_TO DO_.
Every entry that follows should be reproduced exactly.

[Stored dataset items]
◆ ◆ ◆ ◆ ◆ ◆ ◆

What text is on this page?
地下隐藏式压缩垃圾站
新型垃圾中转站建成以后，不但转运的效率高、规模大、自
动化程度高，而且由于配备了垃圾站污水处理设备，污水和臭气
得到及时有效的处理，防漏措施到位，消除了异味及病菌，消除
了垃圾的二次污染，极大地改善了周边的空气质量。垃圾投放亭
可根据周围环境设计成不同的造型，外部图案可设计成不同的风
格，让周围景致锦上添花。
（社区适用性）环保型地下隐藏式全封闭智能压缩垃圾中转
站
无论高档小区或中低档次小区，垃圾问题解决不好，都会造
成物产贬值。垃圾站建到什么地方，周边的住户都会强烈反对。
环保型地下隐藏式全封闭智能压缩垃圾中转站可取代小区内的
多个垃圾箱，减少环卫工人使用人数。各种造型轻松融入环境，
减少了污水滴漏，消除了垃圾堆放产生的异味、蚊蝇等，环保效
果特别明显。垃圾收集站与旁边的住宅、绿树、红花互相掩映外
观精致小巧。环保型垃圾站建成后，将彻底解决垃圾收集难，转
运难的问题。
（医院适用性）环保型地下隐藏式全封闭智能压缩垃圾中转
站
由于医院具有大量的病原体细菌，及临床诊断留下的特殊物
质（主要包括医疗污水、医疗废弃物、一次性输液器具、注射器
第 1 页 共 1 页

◆ ◆ ◆ ◆ ◆ ◆ ◆

_RESULT OF THE TASK_.
What text is on this page?
地下隐藏式压缩垃圾站
新型垃圾中转站建成以后，不但转运的效率高、规模大、自
动化程度高，而且由于配备了垃圾站污水处理设备，污水和臭气
得到及时有效的处理，防漏措施到位，消除了异味及病菌，消除
了垃圾的二次污染，极大地改善了周边的空气质量。垃圾投放亭
可根据周围环境设计成不同的造型，外部图案可设计成不同的风
格，让周围景致锦上添花。
（社区适用性）环保型地下隐藏式全封闭智能压缩垃圾中转
站
无论高档小区或中低档次小区，垃圾问题解决不好，都会造
成物产贬值。垃圾站建到什么地方，周边的住户都会强烈反对。
环保型地下隐藏式全封闭智能压缩垃圾中转站可取代小区内的
多个垃圾箱，减少环卫工人使用人数。各种造型轻松融入环境，
减少了污水滴漏，消除了垃圾堆放产生的异味、蚊蝇等，环保效
果特别明显。垃圾收集站与旁边的住宅、绿树、红花互相掩映外
观精致小巧。环保型垃圾站建成后，将彻底解决垃圾收集难，转
运难的问题。
（医院适用性）环保型地下隐藏式全封闭智能压缩垃圾中转
站
由于医院具有大量的病原体细菌，及临床诊断留下的特殊物
质（主要包括医疗污水、医疗废弃物、一次性输液器具、注射器
第 1 页 共 1 页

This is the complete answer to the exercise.